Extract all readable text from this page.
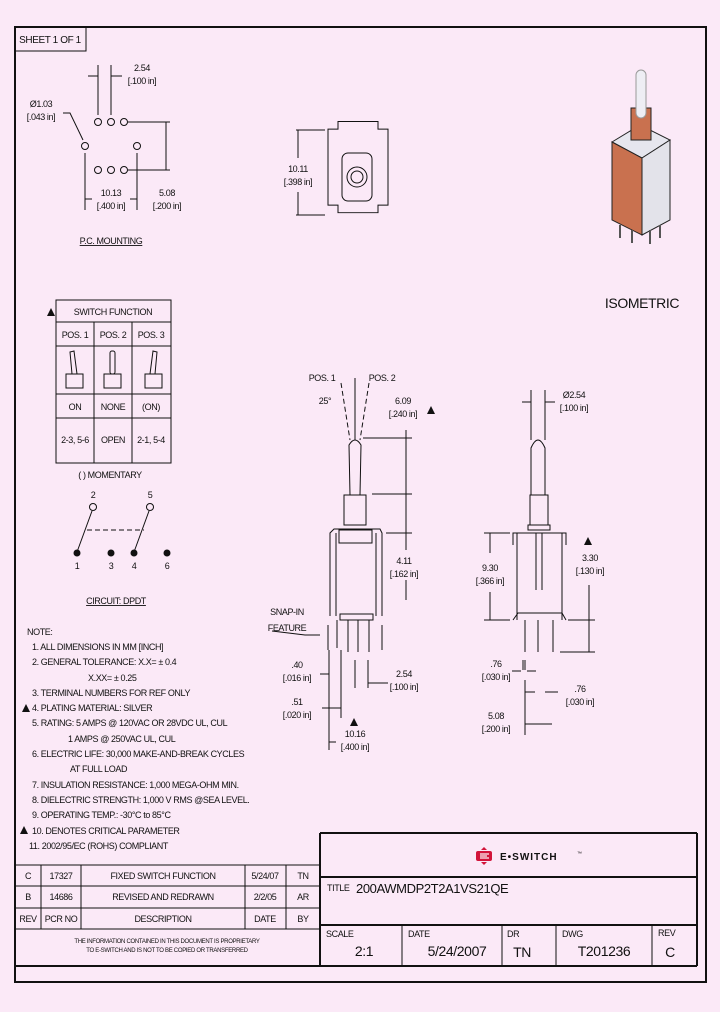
SHEET 1 OF 1
2.54
[.100 in]
Ø1.03
[.043 in]
10.13
[.400 in]
5.08
[.200 in]
P.C. MOUNTING
10.11
[.398 in]
ISOMETRIC
SWITCH FUNCTION
POS. 1 POS. 2 POS. 3
ON NONE (ON)
2-3, 5-6 OPEN 2-1, 5-4
( ) MOMENTARY
2	5
1	3 4	6
CIRCUIT: DPDT
POS. 1	POS. 2
25°	6.09
[.240 in]
4.11
[.162 in]
SNAP-IN
FEATURE
.40
[.016 in]
.51
[.020 in]
2.54
[.100 in]
10.16
[.400 in]
Ø2.54
[.100 in]
9.30
[.366 in]
3.30
[.130 in]
.76
[.030 in]
.76
[.030 in]
5.08
[.200 in]
NOTE:
1. ALL DIMENSIONS IN MM [INCH]
2. GENERAL TOLERANCE: X.X= ± 0.4
X.XX= ± 0.25
3. TERMINAL NUMBERS FOR REF ONLY
4. PLATING MATERIAL: SILVER
5. RATING: 5 AMPS @ 120VAC OR 28VDC UL, CUL
1 AMPS @ 250VAC UL, CUL
6. ELECTRIC LIFE: 30,000 MAKE-AND-BREAK CYCLES
AT FULL LOAD
7. INSULATION RESISTANCE: 1,000 MEGA-OHM MIN.
8. DIELECTRIC STRENGTH: 1,000 V RMS @SEA LEVEL.
9. OPERATING TEMP.: -30°C to 85°C
10. DENOTES CRITICAL PARAMETER
11. 2002/95/EC (ROHS) COMPLIANT
C 17327	FIXED SWITCH FUNCTION	5/24/07 TN
B 14686	REVISED AND REDRAWN	2/2/05 AR
REV PCR NO	DESCRIPTION	DATE BY
THE INFORMATION CONTAINED IN THIS DOCUMENT IS PROPRIETARY
TO E-SWITCH AND IS NOT TO BE COPIED OR TRANSFERRED
E•SWITCH	™
TITLE 200AWMDP2T2A1VS21QE
SCALE
2:1
DATE
5/24/2007
DR
TN
DWG
T201236
REV
C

------------------------------------------------

• **Exercise objective**
Transcribe each entry above exactly, apart from the pictures.

• **Full response**
Extract all readable text from this page.
SHEET 1 OF 1
2.54
[.100 in]
Ø1.03
[.043 in]
10.13
[.400 in]
5.08
[.200 in]
P.C. MOUNTING
10.11
[.398 in]
ISOMETRIC
SWITCH FUNCTION
POS. 1 POS. 2 POS. 3
ON NONE (ON)
2-3, 5-6 OPEN 2-1, 5-4
( ) MOMENTARY
2	5
1	3 4	6
CIRCUIT: DPDT
POS. 1	POS. 2
25°	6.09
[.240 in]
4.11
[.162 in]
SNAP-IN
FEATURE
.40
[.016 in]
.51
[.020 in]
2.54
[.100 in]
10.16
[.400 in]
Ø2.54
[.100 in]
9.30
[.366 in]
3.30
[.130 in]
.76
[.030 in]
.76
[.030 in]
5.08
[.200 in]
NOTE:
1. ALL DIMENSIONS IN MM [INCH]
2. GENERAL TOLERANCE: X.X= ± 0.4
X.XX= ± 0.25
3. TERMINAL NUMBERS FOR REF ONLY
4. PLATING MATERIAL: SILVER
5. RATING: 5 AMPS @ 120VAC OR 28VDC UL, CUL
1 AMPS @ 250VAC UL, CUL
6. ELECTRIC LIFE: 30,000 MAKE-AND-BREAK CYCLES
AT FULL LOAD
7. INSULATION RESISTANCE: 1,000 MEGA-OHM MIN.
8. DIELECTRIC STRENGTH: 1,000 V RMS @SEA LEVEL.
9. OPERATING TEMP.: -30°C to 85°C
10. DENOTES CRITICAL PARAMETER
11. 2002/95/EC (ROHS) COMPLIANT
C 17327	FIXED SWITCH FUNCTION	5/24/07 TN
B 14686	REVISED AND REDRAWN	2/2/05 AR
REV PCR NO	DESCRIPTION	DATE BY
THE INFORMATION CONTAINED IN THIS DOCUMENT IS PROPRIETARY
TO E-SWITCH AND IS NOT TO BE COPIED OR TRANSFERRED
E•SWITCH	™
TITLE 200AWMDP2T2A1VS21QE
SCALE
2:1
DATE
5/24/2007
DR
TN
DWG
T201236
REV
C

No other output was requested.